Request
All entries below need to be written out exactly, but without their pictures.

Figure collection entries
════════════════════
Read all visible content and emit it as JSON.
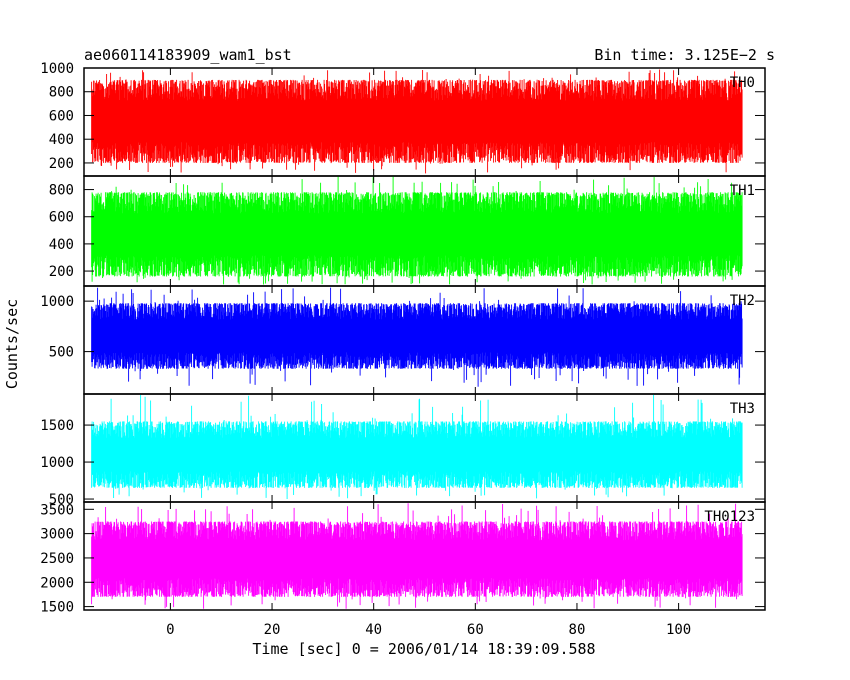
{
  "chart_data": {
    "type": "line",
    "title_left": "ae060114183909_wam1_bst",
    "title_right": "Bin time: 3.125E−2 s",
    "xlabel": "Time [sec] 0 = 2006/01/14 18:39:09.588",
    "ylabel": "Counts/sec",
    "xlim": [
      -17,
      117
    ],
    "x_ticks": [
      0,
      20,
      40,
      60,
      80,
      100
    ],
    "x_tick_labels": [
      "0",
      "20",
      "40",
      "60",
      "80",
      "100"
    ],
    "data_x_range": [
      -15.5,
      112.5
    ],
    "grid": false,
    "panels": [
      {
        "name": "TH0",
        "color": "#ff0000",
        "ylim": [
          90,
          1000
        ],
        "y_ticks": [
          200,
          400,
          600,
          800,
          1000
        ],
        "y_tick_labels": [
          "200",
          "400",
          "600",
          "800",
          "1000"
        ],
        "typical_range": [
          200,
          900
        ],
        "extreme_range": [
          110,
          1000
        ]
      },
      {
        "name": "TH1",
        "color": "#00ff00",
        "ylim": [
          90,
          900
        ],
        "y_ticks": [
          200,
          400,
          600,
          800
        ],
        "y_tick_labels": [
          "200",
          "400",
          "600",
          "800"
        ],
        "typical_range": [
          160,
          780
        ],
        "extreme_range": [
          100,
          900
        ]
      },
      {
        "name": "TH2",
        "color": "#0000ff",
        "ylim": [
          80,
          1150
        ],
        "y_ticks": [
          500,
          1000
        ],
        "y_tick_labels": [
          "500",
          "1000"
        ],
        "typical_range": [
          330,
          980
        ],
        "extreme_range": [
          150,
          1150
        ]
      },
      {
        "name": "TH3",
        "color": "#00ffff",
        "ylim": [
          460,
          1920
        ],
        "y_ticks": [
          500,
          1000,
          1500
        ],
        "y_tick_labels": [
          "500",
          "1000",
          "1500"
        ],
        "typical_range": [
          650,
          1550
        ],
        "extreme_range": [
          500,
          1920
        ]
      },
      {
        "name": "TH0123",
        "color": "#ff00ff",
        "ylim": [
          1430,
          3650
        ],
        "y_ticks": [
          1500,
          2000,
          2500,
          3000,
          3500
        ],
        "y_tick_labels": [
          "1500",
          "2000",
          "2500",
          "3000",
          "3500"
        ],
        "typical_range": [
          1700,
          3250
        ],
        "extreme_range": [
          1450,
          3650
        ]
      }
    ]
  }
}
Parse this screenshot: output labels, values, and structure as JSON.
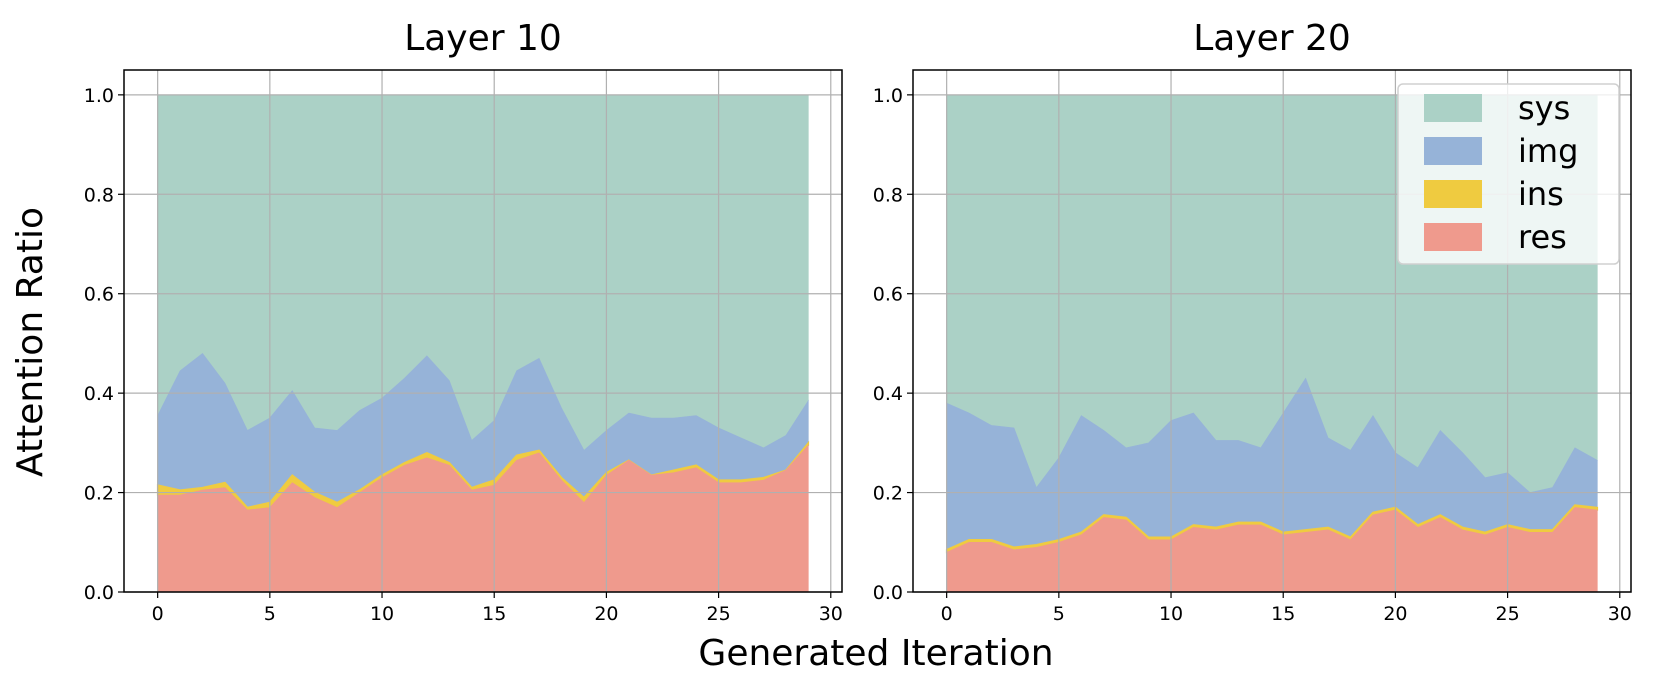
{
  "chart_data": {
    "type": "area",
    "stacked": true,
    "xlabel": "Generated Iteration",
    "ylabel": "Attention Ratio",
    "xlim": [
      -1.5,
      30.5
    ],
    "ylim": [
      0,
      1.05
    ],
    "xticks": [
      0,
      5,
      10,
      15,
      20,
      25,
      30
    ],
    "xtick_labels": [
      "0",
      "5",
      "10",
      "15",
      "20",
      "25",
      "30"
    ],
    "yticks": [
      0,
      0.2,
      0.4,
      0.6,
      0.8,
      1.0
    ],
    "ytick_labels": [
      "0.0",
      "0.2",
      "0.4",
      "0.6",
      "0.8",
      "1.0"
    ],
    "grid": true,
    "legend": {
      "position": "top-right",
      "panel": 1,
      "entries": [
        {
          "label": "sys",
          "color": "#abd1c6"
        },
        {
          "label": "img",
          "color": "#96b3d8"
        },
        {
          "label": "ins",
          "color": "#efcb40"
        },
        {
          "label": "res",
          "color": "#ef9a8d"
        }
      ]
    },
    "series_colors": {
      "sys": "#abd1c6",
      "img": "#96b3d8",
      "ins": "#efcb40",
      "res": "#ef9a8d"
    },
    "panels": [
      {
        "title": "Layer 10",
        "x": [
          0,
          1,
          2,
          3,
          4,
          5,
          6,
          7,
          8,
          9,
          10,
          11,
          12,
          13,
          14,
          15,
          16,
          17,
          18,
          19,
          20,
          21,
          22,
          23,
          24,
          25,
          26,
          27,
          28,
          29
        ],
        "res_cum": [
          0.195,
          0.195,
          0.205,
          0.21,
          0.165,
          0.17,
          0.22,
          0.19,
          0.17,
          0.2,
          0.23,
          0.255,
          0.27,
          0.255,
          0.205,
          0.215,
          0.265,
          0.28,
          0.225,
          0.18,
          0.235,
          0.265,
          0.235,
          0.24,
          0.25,
          0.22,
          0.22,
          0.225,
          0.245,
          0.295
        ],
        "ins_cum": [
          0.215,
          0.205,
          0.21,
          0.22,
          0.17,
          0.18,
          0.235,
          0.2,
          0.18,
          0.205,
          0.235,
          0.26,
          0.28,
          0.26,
          0.21,
          0.225,
          0.275,
          0.285,
          0.23,
          0.19,
          0.24,
          0.265,
          0.235,
          0.245,
          0.255,
          0.225,
          0.225,
          0.23,
          0.245,
          0.3
        ],
        "img_cum": [
          0.355,
          0.445,
          0.48,
          0.42,
          0.325,
          0.35,
          0.405,
          0.33,
          0.325,
          0.365,
          0.39,
          0.43,
          0.475,
          0.425,
          0.305,
          0.345,
          0.445,
          0.47,
          0.37,
          0.285,
          0.325,
          0.36,
          0.35,
          0.35,
          0.355,
          0.33,
          0.31,
          0.29,
          0.315,
          0.385
        ],
        "sys_cum": [
          1,
          1,
          1,
          1,
          1,
          1,
          1,
          1,
          1,
          1,
          1,
          1,
          1,
          1,
          1,
          1,
          1,
          1,
          1,
          1,
          1,
          1,
          1,
          1,
          1,
          1,
          1,
          1,
          1,
          1
        ]
      },
      {
        "title": "Layer 20",
        "x": [
          0,
          1,
          2,
          3,
          4,
          5,
          6,
          7,
          8,
          9,
          10,
          11,
          12,
          13,
          14,
          15,
          16,
          17,
          18,
          19,
          20,
          21,
          22,
          23,
          24,
          25,
          26,
          27,
          28,
          29
        ],
        "res_cum": [
          0.08,
          0.1,
          0.1,
          0.085,
          0.09,
          0.1,
          0.115,
          0.15,
          0.145,
          0.105,
          0.105,
          0.13,
          0.125,
          0.135,
          0.135,
          0.115,
          0.12,
          0.125,
          0.105,
          0.155,
          0.165,
          0.13,
          0.15,
          0.125,
          0.115,
          0.13,
          0.12,
          0.12,
          0.17,
          0.165
        ],
        "ins_cum": [
          0.085,
          0.105,
          0.105,
          0.09,
          0.095,
          0.105,
          0.12,
          0.155,
          0.15,
          0.11,
          0.11,
          0.135,
          0.13,
          0.14,
          0.14,
          0.12,
          0.125,
          0.13,
          0.11,
          0.16,
          0.17,
          0.135,
          0.155,
          0.13,
          0.12,
          0.135,
          0.125,
          0.125,
          0.175,
          0.17
        ],
        "img_cum": [
          0.38,
          0.36,
          0.335,
          0.33,
          0.21,
          0.27,
          0.355,
          0.325,
          0.29,
          0.3,
          0.345,
          0.36,
          0.305,
          0.305,
          0.29,
          0.36,
          0.43,
          0.31,
          0.285,
          0.355,
          0.28,
          0.25,
          0.325,
          0.28,
          0.23,
          0.24,
          0.2,
          0.21,
          0.29,
          0.265
        ],
        "sys_cum": [
          1,
          1,
          1,
          1,
          1,
          1,
          1,
          1,
          1,
          1,
          1,
          1,
          1,
          1,
          1,
          1,
          1,
          1,
          1,
          1,
          1,
          1,
          1,
          1,
          1,
          1,
          1,
          1,
          1,
          1
        ]
      }
    ]
  }
}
════════════════════
Answer
Read all visible content and emit it as JSON.
{
  "chart_data": {
    "type": "line",
    "title_left": "ae060114183909_wam1_bst",
    "title_right": "Bin time: 3.125E−2 s",
    "xlabel": "Time [sec] 0 = 2006/01/14 18:39:09.588",
    "ylabel": "Counts/sec",
    "xlim": [
      -17,
      117
    ],
    "x_ticks": [
      0,
      20,
      40,
      60,
      80,
      100
    ],
    "x_tick_labels": [
      "0",
      "20",
      "40",
      "60",
      "80",
      "100"
    ],
    "data_x_range": [
      -15.5,
      112.5
    ],
    "grid": false,
    "panels": [
      {
        "name": "TH0",
        "color": "#ff0000",
        "ylim": [
          90,
          1000
        ],
        "y_ticks": [
          200,
          400,
          600,
          800,
          1000
        ],
        "y_tick_labels": [
          "200",
          "400",
          "600",
          "800",
          "1000"
        ],
        "typical_range": [
          200,
          900
        ],
        "extreme_range": [
          110,
          1000
        ]
      },
      {
        "name": "TH1",
        "color": "#00ff00",
        "ylim": [
          90,
          900
        ],
        "y_ticks": [
          200,
          400,
          600,
          800
        ],
        "y_tick_labels": [
          "200",
          "400",
          "600",
          "800"
        ],
        "typical_range": [
          160,
          780
        ],
        "extreme_range": [
          100,
          900
        ]
      },
      {
        "name": "TH2",
        "color": "#0000ff",
        "ylim": [
          80,
          1150
        ],
        "y_ticks": [
          500,
          1000
        ],
        "y_tick_labels": [
          "500",
          "1000"
        ],
        "typical_range": [
          330,
          980
        ],
        "extreme_range": [
          150,
          1150
        ]
      },
      {
        "name": "TH3",
        "color": "#00ffff",
        "ylim": [
          460,
          1920
        ],
        "y_ticks": [
          500,
          1000,
          1500
        ],
        "y_tick_labels": [
          "500",
          "1000",
          "1500"
        ],
        "typical_range": [
          650,
          1550
        ],
        "extreme_range": [
          500,
          1920
        ]
      },
      {
        "name": "TH0123",
        "color": "#ff00ff",
        "ylim": [
          1430,
          3650
        ],
        "y_ticks": [
          1500,
          2000,
          2500,
          3000,
          3500
        ],
        "y_tick_labels": [
          "1500",
          "2000",
          "2500",
          "3000",
          "3500"
        ],
        "typical_range": [
          1700,
          3250
        ],
        "extreme_range": [
          1450,
          3650
        ]
      }
    ]
  }
}
Parse this screenshot: output labels, values, and structure as JSON.
{
  "chart_data": {
    "type": "area",
    "stacked": true,
    "xlabel": "Generated Iteration",
    "ylabel": "Attention Ratio",
    "xlim": [
      -1.5,
      30.5
    ],
    "ylim": [
      0,
      1.05
    ],
    "xticks": [
      0,
      5,
      10,
      15,
      20,
      25,
      30
    ],
    "xtick_labels": [
      "0",
      "5",
      "10",
      "15",
      "20",
      "25",
      "30"
    ],
    "yticks": [
      0,
      0.2,
      0.4,
      0.6,
      0.8,
      1.0
    ],
    "ytick_labels": [
      "0.0",
      "0.2",
      "0.4",
      "0.6",
      "0.8",
      "1.0"
    ],
    "grid": true,
    "legend": {
      "position": "top-right",
      "panel": 1,
      "entries": [
        {
          "label": "sys",
          "color": "#abd1c6"
        },
        {
          "label": "img",
          "color": "#96b3d8"
        },
        {
          "label": "ins",
          "color": "#efcb40"
        },
        {
          "label": "res",
          "color": "#ef9a8d"
        }
      ]
    },
    "series_colors": {
      "sys": "#abd1c6",
      "img": "#96b3d8",
      "ins": "#efcb40",
      "res": "#ef9a8d"
    },
    "panels": [
      {
        "title": "Layer 10",
        "x": [
          0,
          1,
          2,
          3,
          4,
          5,
          6,
          7,
          8,
          9,
          10,
          11,
          12,
          13,
          14,
          15,
          16,
          17,
          18,
          19,
          20,
          21,
          22,
          23,
          24,
          25,
          26,
          27,
          28,
          29
        ],
        "res_cum": [
          0.195,
          0.195,
          0.205,
          0.21,
          0.165,
          0.17,
          0.22,
          0.19,
          0.17,
          0.2,
          0.23,
          0.255,
          0.27,
          0.255,
          0.205,
          0.215,
          0.265,
          0.28,
          0.225,
          0.18,
          0.235,
          0.265,
          0.235,
          0.24,
          0.25,
          0.22,
          0.22,
          0.225,
          0.245,
          0.295
        ],
        "ins_cum": [
          0.215,
          0.205,
          0.21,
          0.22,
          0.17,
          0.18,
          0.235,
          0.2,
          0.18,
          0.205,
          0.235,
          0.26,
          0.28,
          0.26,
          0.21,
          0.225,
          0.275,
          0.285,
          0.23,
          0.19,
          0.24,
          0.265,
          0.235,
          0.245,
          0.255,
          0.225,
          0.225,
          0.23,
          0.245,
          0.3
        ],
        "img_cum": [
          0.355,
          0.445,
          0.48,
          0.42,
          0.325,
          0.35,
          0.405,
          0.33,
          0.325,
          0.365,
          0.39,
          0.43,
          0.475,
          0.425,
          0.305,
          0.345,
          0.445,
          0.47,
          0.37,
          0.285,
          0.325,
          0.36,
          0.35,
          0.35,
          0.355,
          0.33,
          0.31,
          0.29,
          0.315,
          0.385
        ],
        "sys_cum": [
          1,
          1,
          1,
          1,
          1,
          1,
          1,
          1,
          1,
          1,
          1,
          1,
          1,
          1,
          1,
          1,
          1,
          1,
          1,
          1,
          1,
          1,
          1,
          1,
          1,
          1,
          1,
          1,
          1,
          1
        ]
      },
      {
        "title": "Layer 20",
        "x": [
          0,
          1,
          2,
          3,
          4,
          5,
          6,
          7,
          8,
          9,
          10,
          11,
          12,
          13,
          14,
          15,
          16,
          17,
          18,
          19,
          20,
          21,
          22,
          23,
          24,
          25,
          26,
          27,
          28,
          29
        ],
        "res_cum": [
          0.08,
          0.1,
          0.1,
          0.085,
          0.09,
          0.1,
          0.115,
          0.15,
          0.145,
          0.105,
          0.105,
          0.13,
          0.125,
          0.135,
          0.135,
          0.115,
          0.12,
          0.125,
          0.105,
          0.155,
          0.165,
          0.13,
          0.15,
          0.125,
          0.115,
          0.13,
          0.12,
          0.12,
          0.17,
          0.165
        ],
        "ins_cum": [
          0.085,
          0.105,
          0.105,
          0.09,
          0.095,
          0.105,
          0.12,
          0.155,
          0.15,
          0.11,
          0.11,
          0.135,
          0.13,
          0.14,
          0.14,
          0.12,
          0.125,
          0.13,
          0.11,
          0.16,
          0.17,
          0.135,
          0.155,
          0.13,
          0.12,
          0.135,
          0.125,
          0.125,
          0.175,
          0.17
        ],
        "img_cum": [
          0.38,
          0.36,
          0.335,
          0.33,
          0.21,
          0.27,
          0.355,
          0.325,
          0.29,
          0.3,
          0.345,
          0.36,
          0.305,
          0.305,
          0.29,
          0.36,
          0.43,
          0.31,
          0.285,
          0.355,
          0.28,
          0.25,
          0.325,
          0.28,
          0.23,
          0.24,
          0.2,
          0.21,
          0.29,
          0.265
        ],
        "sys_cum": [
          1,
          1,
          1,
          1,
          1,
          1,
          1,
          1,
          1,
          1,
          1,
          1,
          1,
          1,
          1,
          1,
          1,
          1,
          1,
          1,
          1,
          1,
          1,
          1,
          1,
          1,
          1,
          1,
          1,
          1
        ]
      }
    ]
  }
}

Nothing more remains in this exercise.